Given exercise
Report all lines holding "name".

Source data
.....

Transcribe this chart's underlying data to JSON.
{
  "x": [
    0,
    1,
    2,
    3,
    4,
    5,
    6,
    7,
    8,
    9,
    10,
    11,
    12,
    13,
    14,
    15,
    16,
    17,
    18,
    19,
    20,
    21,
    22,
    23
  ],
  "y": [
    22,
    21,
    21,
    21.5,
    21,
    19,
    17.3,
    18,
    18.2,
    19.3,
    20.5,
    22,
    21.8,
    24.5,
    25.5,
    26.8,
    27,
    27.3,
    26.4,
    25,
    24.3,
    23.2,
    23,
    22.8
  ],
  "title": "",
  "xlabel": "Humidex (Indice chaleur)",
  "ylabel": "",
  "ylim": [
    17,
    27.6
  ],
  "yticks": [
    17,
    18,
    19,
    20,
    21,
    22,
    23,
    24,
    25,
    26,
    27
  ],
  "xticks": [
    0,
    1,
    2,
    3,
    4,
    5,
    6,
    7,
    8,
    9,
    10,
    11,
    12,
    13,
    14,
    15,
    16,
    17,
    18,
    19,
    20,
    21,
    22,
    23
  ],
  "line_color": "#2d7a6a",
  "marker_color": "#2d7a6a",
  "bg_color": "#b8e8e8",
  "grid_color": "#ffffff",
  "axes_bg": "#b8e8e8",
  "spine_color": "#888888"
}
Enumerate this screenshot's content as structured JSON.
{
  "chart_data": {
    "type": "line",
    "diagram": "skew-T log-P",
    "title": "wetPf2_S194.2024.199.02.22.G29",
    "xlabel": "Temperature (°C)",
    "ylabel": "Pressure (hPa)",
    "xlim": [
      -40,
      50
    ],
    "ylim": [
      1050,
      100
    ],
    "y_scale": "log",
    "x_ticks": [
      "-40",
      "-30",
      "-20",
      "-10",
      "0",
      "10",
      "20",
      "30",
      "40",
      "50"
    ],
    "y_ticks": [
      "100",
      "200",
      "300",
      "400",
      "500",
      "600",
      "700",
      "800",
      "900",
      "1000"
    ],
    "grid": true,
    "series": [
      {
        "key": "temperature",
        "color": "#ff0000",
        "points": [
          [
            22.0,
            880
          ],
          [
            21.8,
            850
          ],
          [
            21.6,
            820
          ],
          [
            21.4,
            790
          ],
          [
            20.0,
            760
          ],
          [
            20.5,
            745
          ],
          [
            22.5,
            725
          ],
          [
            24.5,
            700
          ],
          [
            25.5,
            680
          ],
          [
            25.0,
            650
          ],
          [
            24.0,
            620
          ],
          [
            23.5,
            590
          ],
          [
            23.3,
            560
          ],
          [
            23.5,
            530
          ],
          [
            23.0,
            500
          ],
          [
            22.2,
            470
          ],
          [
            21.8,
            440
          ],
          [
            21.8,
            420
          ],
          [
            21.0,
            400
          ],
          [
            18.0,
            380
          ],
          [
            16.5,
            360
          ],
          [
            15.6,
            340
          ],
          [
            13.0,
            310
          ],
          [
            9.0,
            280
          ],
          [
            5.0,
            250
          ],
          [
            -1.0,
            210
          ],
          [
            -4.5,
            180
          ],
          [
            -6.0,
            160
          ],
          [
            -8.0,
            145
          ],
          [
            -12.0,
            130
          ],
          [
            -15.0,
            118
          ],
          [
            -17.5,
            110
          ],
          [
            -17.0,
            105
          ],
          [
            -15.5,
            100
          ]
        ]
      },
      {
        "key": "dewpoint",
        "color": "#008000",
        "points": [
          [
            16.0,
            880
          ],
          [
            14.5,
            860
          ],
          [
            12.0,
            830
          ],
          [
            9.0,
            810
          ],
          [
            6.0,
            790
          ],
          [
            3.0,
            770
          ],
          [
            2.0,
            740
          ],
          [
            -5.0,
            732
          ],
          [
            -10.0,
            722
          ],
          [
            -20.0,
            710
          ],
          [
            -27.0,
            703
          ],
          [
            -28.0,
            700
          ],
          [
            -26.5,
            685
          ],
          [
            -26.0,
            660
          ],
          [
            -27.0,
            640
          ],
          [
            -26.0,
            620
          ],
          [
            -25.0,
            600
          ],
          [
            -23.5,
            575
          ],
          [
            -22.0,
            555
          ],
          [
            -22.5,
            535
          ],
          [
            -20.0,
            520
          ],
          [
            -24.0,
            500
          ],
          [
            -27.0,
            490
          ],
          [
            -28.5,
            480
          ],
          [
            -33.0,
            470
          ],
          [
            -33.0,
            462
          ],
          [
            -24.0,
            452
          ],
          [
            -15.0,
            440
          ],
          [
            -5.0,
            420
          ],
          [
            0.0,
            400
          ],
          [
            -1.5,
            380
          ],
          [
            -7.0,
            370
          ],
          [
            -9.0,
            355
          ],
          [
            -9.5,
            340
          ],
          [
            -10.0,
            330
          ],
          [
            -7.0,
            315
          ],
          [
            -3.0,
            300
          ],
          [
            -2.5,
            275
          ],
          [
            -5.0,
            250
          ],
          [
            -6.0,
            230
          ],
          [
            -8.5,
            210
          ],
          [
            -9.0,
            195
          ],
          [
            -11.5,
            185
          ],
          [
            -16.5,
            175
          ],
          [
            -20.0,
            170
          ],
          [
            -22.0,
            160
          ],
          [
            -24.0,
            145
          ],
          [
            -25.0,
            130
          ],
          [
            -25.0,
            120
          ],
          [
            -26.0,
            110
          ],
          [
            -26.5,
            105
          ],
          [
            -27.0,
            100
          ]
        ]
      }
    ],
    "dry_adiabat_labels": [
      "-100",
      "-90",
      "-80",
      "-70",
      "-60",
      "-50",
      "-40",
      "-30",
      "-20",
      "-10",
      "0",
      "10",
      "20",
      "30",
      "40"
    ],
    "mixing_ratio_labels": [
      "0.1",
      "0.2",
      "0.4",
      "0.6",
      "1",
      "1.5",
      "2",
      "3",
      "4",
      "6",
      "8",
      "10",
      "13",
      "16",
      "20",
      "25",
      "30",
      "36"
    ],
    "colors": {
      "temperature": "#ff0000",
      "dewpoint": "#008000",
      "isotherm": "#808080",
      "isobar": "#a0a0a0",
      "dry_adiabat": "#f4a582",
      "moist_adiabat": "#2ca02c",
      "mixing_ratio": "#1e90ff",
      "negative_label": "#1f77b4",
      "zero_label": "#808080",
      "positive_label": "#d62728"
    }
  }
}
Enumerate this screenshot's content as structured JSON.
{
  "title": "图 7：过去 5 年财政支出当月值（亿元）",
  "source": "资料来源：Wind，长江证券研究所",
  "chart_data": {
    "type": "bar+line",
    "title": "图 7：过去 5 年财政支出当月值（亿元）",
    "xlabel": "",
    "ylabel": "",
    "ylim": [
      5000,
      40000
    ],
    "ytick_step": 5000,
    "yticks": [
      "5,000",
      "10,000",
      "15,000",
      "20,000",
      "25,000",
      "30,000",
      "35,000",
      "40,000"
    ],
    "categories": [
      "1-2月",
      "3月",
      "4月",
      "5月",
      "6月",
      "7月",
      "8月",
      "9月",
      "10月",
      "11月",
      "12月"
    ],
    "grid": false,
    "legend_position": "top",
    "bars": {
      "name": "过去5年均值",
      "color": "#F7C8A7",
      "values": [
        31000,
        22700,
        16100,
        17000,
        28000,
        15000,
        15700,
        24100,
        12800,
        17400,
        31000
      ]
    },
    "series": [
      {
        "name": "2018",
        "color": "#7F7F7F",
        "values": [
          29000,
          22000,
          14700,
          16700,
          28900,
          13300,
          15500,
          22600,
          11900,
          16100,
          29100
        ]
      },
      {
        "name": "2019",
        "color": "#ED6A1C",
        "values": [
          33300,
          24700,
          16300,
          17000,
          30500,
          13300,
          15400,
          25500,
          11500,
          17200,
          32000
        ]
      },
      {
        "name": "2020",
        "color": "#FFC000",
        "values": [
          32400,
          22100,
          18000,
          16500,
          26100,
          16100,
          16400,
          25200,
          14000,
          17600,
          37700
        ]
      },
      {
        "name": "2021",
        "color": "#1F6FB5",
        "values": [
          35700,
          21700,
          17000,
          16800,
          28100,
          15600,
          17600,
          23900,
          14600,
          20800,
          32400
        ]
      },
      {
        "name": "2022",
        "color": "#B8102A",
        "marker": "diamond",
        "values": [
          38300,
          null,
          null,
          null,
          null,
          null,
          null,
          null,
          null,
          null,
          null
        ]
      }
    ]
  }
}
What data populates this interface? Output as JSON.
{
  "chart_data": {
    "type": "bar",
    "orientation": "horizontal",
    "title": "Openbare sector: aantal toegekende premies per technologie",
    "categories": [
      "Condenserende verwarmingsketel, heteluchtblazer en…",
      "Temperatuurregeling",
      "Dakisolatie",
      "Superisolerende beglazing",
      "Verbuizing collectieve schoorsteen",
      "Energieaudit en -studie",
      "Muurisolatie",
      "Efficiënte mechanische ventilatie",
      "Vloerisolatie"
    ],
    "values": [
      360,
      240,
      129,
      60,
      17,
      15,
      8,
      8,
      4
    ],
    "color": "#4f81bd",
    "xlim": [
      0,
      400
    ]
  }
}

.....

The response
      "name": "过去5年均值",
        "name": "2018",
        "name": "2019",
        "name": "2020",
        "name": "2021",
        "name": "2022",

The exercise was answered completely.